**EXERCISE TASKS**:
(1) In one to three sentences, explain why the John FitzGibbon biography says he remains a deeply controversial figure in Irish history.
(2) From the John FitzGibbon biography, extract word for word the stretch from "John FitzGibbon, 1st Earl of Clare PC" through "before his death).".

**EXTRACT PROVIDED**:

Lord Chancellor of Ireland
- In office 20 June 1789 – 28 January 1802
- Monarch: George III
- Preceded by: The Viscount Lifford

Attorney-General for Ireland
- In office 29 Nov 1783 – 20 June 1789
- Preceded by: The Viscount Avonmore
- Succeeded by: The Viscount Kilwarden

Member of Parliament for Kilmallock
- In office 1783–1790 Serving with John Armstrong
- Preceded by: John Finlay William Christmas
- Succeeded by: Charles Bury John Armstrong

Member of Parliament for Dublin University
- In office 1778–1783 Serving with Walter Hussey-Burgh
- Preceded by: Walter Hussey-Burgh Richard Hely-Hutchinson
- Succeeded by: Lawrence Parsons Arthur Browne

Personal details
- Born: 1748 Donnybrook, Dublin, Kingdom of Ireland
- Died: 28 January 1802 (aged 53) 6 Ely Place, Dublin, United Kingdom of Great Britain and Ireland
- Resting place: St. Peter's Churchyard
- Education: Trinity College Dublin Christ Church, Oxford
- Profession: Lawyer, Politician

= John FitzGibbon, 1st Earl of Clare =

Anglo-Irish politician

John FitzGibbon, 1st Earl of Clare PC (Ire) (1748 - 28 January 1802) was an Anglo-Irish politician who served as the Attorney-General for Ireland from 1783 to 1789 and Lord Chancellor of Ireland from 1789 to 1802. He remains a deeply controversial figure in Irish history, being described variously as an old fashioned anti-Catholic Whig political party hardliner and an early advocate of the Act of Union between Ireland and Great Britain (which finally happened in 1801, shortly before his death).

Fitzgibbon is said to have been an early and extremely militant opponent of Catholic Emancipation (the end of religious persecution, and the limited relaxation of both the religious discrimination and civil disabilities placed upon Catholics throughout the British Isles and the British Empire). The Earl may also have been the first person to suggest to King George III that granting Royal Assent to any form of Catholic Emancipation would violate his coronation oath.

(Stored data entries)
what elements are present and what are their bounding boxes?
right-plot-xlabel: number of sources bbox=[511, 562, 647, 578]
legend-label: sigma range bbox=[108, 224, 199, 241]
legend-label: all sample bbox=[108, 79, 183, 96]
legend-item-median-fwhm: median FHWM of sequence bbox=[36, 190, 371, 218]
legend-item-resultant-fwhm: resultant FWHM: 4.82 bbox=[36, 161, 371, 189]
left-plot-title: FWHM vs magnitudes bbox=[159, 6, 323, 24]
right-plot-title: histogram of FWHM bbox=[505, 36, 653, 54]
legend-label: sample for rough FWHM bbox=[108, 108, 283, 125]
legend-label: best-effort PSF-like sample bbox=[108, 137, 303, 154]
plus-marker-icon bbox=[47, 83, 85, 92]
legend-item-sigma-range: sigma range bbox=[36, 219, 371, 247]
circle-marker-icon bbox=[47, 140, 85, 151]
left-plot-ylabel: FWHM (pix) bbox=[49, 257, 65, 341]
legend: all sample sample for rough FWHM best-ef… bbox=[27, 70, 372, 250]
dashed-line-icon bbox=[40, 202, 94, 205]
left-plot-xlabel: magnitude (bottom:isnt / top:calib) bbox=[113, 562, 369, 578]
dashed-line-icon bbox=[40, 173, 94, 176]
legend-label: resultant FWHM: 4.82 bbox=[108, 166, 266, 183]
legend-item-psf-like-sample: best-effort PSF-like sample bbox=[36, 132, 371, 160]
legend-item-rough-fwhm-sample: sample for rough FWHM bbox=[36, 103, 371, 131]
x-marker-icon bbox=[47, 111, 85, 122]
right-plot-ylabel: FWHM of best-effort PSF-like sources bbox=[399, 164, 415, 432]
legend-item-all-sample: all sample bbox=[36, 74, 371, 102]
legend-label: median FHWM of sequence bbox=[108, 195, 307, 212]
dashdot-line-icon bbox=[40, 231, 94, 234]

**PROBLEM SOLUTIONS**:
(1) He is described variously as an old-fashioned anti-Catholic Whig hardliner and as an early advocate of the Act of Union between Ireland and Great Britain. That union finally happened in 1801, shortly before his death.

(2)
John FitzGibbon, 1st Earl of Clare PC (Ire) (1748 - 28 January 1802) was an Anglo-Irish politician who served as the Attorney-General for Ireland from 1783 to 1789 and Lord Chancellor of Ireland from 1789 to 1802. He remains a deeply controversial figure in Irish history, being described variously as an old fashioned anti-Catholic Whig political party hardliner and an early advocate of the Act of Union between Ireland and Great Britain (which finally happened in 1801, shortly before his death).